Rows from a dataset:
- - -
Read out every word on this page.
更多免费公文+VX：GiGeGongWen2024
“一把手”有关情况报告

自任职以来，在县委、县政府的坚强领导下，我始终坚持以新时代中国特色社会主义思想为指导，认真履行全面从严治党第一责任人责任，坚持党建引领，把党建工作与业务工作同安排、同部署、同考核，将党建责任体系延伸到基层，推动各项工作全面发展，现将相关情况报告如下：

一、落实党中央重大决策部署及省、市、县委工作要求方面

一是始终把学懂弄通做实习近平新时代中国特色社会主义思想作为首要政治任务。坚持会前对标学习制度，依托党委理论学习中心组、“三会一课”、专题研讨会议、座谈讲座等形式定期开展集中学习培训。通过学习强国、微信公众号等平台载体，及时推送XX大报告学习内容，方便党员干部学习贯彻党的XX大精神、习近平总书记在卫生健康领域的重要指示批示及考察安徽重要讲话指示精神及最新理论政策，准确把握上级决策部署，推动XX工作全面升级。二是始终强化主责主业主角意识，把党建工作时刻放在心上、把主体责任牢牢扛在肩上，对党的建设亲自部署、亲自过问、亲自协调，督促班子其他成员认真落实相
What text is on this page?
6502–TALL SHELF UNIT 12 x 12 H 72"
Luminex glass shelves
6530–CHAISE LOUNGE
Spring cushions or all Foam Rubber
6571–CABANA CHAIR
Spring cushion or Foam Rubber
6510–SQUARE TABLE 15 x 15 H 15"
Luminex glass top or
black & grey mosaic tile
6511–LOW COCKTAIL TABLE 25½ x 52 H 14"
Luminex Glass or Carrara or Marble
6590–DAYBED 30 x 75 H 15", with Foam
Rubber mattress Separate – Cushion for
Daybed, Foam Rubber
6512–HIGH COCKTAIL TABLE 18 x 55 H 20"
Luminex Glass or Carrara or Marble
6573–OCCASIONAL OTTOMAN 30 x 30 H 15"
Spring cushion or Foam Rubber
- - -
(What you should do):
Produce an exact copy of every entry above.

(Reply to the exercise):
Read out every word on this page.
更多免费公文+VX：GiGeGongWen2024
“一把手”有关情况报告

自任职以来，在县委、县政府的坚强领导下，我始终坚持以新时代中国特色社会主义思想为指导，认真履行全面从严治党第一责任人责任，坚持党建引领，把党建工作与业务工作同安排、同部署、同考核，将党建责任体系延伸到基层，推动各项工作全面发展，现将相关情况报告如下：

一、落实党中央重大决策部署及省、市、县委工作要求方面

一是始终把学懂弄通做实习近平新时代中国特色社会主义思想作为首要政治任务。坚持会前对标学习制度，依托党委理论学习中心组、“三会一课”、专题研讨会议、座谈讲座等形式定期开展集中学习培训。通过学习强国、微信公众号等平台载体，及时推送XX大报告学习内容，方便党员干部学习贯彻党的XX大精神、习近平总书记在卫生健康领域的重要指示批示及考察安徽重要讲话指示精神及最新理论政策，准确把握上级决策部署，推动XX工作全面升级。二是始终强化主责主业主角意识，把党建工作时刻放在心上、把主体责任牢牢扛在肩上，对党的建设亲自部署、亲自过问、亲自协调，督促班子其他成员认真落实相
What text is on this page?
6502–TALL SHELF UNIT 12 x 12 H 72"
Luminex glass shelves
6530–CHAISE LOUNGE
Spring cushions or all Foam Rubber
6571–CABANA CHAIR
Spring cushion or Foam Rubber
6510–SQUARE TABLE 15 x 15 H 15"
Luminex glass top or
black & grey mosaic tile
6511–LOW COCKTAIL TABLE 25½ x 52 H 14"
Luminex Glass or Carrara or Marble
6590–DAYBED 30 x 75 H 15", with Foam
Rubber mattress Separate – Cushion for
Daybed, Foam Rubber
6512–HIGH COCKTAIL TABLE 18 x 55 H 20"
Luminex Glass or Carrara or Marble
6573–OCCASIONAL OTTOMAN 30 x 30 H 15"
Spring cushion or Foam Rubber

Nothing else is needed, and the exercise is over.